--- WHAT YOU HAVE TO DO ---
Keep only the lines of the data below that contain "настоящих", and copy them.

▽

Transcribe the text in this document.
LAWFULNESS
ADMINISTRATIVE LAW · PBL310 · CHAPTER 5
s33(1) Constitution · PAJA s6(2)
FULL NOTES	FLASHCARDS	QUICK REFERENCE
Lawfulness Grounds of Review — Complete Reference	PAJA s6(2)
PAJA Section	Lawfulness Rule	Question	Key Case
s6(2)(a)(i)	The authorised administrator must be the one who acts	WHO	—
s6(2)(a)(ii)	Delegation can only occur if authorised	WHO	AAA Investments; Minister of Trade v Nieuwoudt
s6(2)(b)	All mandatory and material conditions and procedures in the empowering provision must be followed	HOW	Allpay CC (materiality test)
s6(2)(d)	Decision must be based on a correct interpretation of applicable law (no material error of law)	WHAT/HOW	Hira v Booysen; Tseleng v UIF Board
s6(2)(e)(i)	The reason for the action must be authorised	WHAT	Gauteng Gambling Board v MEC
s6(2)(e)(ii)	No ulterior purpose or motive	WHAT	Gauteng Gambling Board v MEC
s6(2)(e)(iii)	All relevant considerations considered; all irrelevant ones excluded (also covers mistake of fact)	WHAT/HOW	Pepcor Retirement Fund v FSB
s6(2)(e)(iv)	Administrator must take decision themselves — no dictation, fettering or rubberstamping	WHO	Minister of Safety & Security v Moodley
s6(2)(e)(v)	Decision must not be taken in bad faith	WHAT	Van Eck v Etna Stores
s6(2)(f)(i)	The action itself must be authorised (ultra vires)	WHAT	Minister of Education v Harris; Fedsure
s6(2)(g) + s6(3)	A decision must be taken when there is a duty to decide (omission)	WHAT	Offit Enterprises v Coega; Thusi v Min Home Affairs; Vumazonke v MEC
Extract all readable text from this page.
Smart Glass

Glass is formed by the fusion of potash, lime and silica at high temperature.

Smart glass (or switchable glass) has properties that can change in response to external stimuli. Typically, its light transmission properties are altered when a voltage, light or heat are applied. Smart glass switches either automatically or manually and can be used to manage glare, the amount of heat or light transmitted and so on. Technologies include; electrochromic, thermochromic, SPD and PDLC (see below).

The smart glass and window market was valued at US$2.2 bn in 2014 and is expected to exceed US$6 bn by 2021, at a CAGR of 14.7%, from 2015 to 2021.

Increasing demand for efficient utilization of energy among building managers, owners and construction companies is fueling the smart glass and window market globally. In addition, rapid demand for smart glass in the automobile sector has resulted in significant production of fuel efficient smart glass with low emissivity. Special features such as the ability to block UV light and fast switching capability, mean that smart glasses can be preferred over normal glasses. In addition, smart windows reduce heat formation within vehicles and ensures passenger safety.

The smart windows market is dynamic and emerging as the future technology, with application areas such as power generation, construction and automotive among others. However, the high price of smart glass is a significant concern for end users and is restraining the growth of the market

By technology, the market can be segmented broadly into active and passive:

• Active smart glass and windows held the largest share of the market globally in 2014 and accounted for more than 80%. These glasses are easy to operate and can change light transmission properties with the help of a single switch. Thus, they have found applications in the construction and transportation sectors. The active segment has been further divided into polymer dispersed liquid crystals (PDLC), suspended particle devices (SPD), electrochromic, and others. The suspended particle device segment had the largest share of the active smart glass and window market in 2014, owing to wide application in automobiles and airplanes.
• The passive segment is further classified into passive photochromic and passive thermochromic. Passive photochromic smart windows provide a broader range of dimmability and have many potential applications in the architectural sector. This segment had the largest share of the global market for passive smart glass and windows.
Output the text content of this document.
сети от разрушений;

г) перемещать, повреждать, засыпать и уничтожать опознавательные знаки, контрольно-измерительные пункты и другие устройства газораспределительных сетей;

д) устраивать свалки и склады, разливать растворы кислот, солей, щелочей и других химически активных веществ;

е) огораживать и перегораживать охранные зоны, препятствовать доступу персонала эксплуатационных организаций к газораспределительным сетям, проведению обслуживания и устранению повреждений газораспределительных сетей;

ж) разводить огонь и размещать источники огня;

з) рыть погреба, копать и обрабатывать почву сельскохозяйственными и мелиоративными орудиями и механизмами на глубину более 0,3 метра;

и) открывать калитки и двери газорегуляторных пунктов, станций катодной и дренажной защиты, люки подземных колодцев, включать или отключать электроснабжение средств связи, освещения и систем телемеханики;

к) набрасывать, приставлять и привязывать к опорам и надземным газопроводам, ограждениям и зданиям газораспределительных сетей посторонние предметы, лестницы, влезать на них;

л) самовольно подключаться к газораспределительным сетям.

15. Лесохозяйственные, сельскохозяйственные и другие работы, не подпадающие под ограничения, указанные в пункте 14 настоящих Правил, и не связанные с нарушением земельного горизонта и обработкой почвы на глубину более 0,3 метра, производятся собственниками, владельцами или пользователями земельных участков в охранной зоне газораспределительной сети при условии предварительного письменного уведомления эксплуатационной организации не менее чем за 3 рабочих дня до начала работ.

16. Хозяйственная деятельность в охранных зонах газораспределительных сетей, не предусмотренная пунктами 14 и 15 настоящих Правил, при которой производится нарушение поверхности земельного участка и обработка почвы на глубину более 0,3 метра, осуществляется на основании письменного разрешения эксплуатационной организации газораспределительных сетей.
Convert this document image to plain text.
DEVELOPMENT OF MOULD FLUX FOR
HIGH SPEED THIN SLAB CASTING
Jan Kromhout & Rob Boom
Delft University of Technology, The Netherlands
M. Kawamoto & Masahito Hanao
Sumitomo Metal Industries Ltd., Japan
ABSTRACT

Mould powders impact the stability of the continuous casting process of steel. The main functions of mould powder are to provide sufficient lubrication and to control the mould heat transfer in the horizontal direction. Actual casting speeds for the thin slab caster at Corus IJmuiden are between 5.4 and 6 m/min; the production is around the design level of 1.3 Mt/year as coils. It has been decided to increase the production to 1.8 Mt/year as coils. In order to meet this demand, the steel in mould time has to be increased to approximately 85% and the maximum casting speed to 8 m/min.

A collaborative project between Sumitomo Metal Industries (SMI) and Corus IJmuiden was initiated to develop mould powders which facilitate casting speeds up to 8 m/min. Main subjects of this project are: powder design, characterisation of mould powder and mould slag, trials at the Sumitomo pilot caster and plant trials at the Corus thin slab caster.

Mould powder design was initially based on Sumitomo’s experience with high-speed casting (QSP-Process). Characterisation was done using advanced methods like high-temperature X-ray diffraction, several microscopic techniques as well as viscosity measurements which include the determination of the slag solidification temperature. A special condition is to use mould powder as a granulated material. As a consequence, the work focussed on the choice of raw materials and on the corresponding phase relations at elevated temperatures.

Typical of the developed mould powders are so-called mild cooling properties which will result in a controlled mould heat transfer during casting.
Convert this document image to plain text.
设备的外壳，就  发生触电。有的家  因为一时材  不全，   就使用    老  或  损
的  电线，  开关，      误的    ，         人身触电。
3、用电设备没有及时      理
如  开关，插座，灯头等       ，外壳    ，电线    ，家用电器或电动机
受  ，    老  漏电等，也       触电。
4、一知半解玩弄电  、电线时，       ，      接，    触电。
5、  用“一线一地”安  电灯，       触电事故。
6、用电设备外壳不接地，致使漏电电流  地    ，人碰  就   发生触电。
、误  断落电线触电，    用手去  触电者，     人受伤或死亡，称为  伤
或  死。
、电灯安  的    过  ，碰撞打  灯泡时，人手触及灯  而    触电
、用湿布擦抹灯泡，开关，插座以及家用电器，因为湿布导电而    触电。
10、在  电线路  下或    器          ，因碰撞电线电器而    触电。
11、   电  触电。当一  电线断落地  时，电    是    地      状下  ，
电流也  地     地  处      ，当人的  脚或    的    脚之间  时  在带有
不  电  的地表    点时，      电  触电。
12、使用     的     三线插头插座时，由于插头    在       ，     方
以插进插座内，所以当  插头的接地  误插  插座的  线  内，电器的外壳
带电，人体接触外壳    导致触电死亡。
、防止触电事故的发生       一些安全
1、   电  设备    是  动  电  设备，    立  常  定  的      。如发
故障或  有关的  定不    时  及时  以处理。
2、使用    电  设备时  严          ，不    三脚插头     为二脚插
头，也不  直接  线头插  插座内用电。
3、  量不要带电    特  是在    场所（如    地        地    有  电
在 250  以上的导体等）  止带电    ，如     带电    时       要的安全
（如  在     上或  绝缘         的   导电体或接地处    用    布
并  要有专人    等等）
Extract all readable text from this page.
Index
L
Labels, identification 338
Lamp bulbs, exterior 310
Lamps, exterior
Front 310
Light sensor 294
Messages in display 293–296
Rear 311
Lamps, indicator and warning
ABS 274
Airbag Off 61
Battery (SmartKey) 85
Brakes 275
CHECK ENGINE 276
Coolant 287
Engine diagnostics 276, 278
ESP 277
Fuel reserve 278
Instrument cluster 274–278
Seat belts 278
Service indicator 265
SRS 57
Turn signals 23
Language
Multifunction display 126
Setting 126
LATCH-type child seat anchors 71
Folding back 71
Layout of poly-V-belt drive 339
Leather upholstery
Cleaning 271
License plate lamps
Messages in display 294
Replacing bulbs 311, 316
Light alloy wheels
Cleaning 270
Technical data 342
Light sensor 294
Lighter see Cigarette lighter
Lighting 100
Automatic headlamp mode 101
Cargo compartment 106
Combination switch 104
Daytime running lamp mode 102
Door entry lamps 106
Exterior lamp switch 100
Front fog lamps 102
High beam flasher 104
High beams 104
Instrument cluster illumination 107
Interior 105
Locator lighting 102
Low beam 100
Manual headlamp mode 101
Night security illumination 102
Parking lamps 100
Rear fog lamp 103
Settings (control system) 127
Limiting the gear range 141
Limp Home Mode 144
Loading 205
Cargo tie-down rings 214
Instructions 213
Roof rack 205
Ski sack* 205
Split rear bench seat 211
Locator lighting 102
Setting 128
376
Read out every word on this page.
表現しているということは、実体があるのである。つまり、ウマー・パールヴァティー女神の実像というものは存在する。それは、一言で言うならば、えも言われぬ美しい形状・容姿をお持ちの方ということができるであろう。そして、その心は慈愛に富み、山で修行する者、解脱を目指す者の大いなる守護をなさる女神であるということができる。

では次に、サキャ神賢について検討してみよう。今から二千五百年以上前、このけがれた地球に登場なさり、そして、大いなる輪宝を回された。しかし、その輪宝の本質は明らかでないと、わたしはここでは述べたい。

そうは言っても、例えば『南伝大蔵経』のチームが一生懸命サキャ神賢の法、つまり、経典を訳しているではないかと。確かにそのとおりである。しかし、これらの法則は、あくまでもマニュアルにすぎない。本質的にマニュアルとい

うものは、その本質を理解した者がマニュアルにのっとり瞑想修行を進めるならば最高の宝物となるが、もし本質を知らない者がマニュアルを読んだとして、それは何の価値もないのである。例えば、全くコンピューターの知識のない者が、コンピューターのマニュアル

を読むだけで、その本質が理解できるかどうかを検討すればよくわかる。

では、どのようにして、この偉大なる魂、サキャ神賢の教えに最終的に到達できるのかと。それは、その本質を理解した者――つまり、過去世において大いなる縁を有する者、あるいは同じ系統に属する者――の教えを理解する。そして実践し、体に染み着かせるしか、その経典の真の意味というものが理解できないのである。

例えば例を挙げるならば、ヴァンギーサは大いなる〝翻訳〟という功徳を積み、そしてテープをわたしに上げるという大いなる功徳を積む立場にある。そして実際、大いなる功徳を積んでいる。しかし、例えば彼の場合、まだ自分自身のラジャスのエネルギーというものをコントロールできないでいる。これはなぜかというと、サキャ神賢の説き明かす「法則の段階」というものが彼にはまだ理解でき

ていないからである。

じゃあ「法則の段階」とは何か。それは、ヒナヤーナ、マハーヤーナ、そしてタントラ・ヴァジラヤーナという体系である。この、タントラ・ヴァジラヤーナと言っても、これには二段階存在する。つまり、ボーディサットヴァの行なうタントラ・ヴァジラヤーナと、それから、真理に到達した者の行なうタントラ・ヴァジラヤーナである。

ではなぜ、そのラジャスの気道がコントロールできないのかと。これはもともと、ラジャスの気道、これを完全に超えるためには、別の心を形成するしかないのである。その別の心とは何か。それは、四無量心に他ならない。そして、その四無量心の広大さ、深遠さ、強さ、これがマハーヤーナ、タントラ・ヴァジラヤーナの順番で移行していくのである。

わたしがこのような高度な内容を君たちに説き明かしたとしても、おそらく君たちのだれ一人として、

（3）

△

--- OUTPUT FOR THIS EXERCISE ---
15. Лесохозяйственные, сельскохозяйственные и другие работы, не подпадающие под ограничения, указанные в пункте 14 настоящих Правил, и не связанные с нарушением земельного горизонта и обработкой почвы на глубину более 0,3 метра, производятся собственниками, владельцами или пользователями земельных участков в охранной зоне газораспределительной сети при условии предварительного письменного уведомления эксплуатационной организации не менее чем за 3 рабочих дня до начала работ.
16. Хозяйственная деятельность в охранных зонах газораспределительных сетей, не предусмотренная пунктами 14 и 15 настоящих Правил, при которой производится нарушение поверхности земельного участка и обработка почвы на глубину более 0,3 метра, осуществляется на основании письменного разрешения эксплуатационной организации газораспределительных сетей.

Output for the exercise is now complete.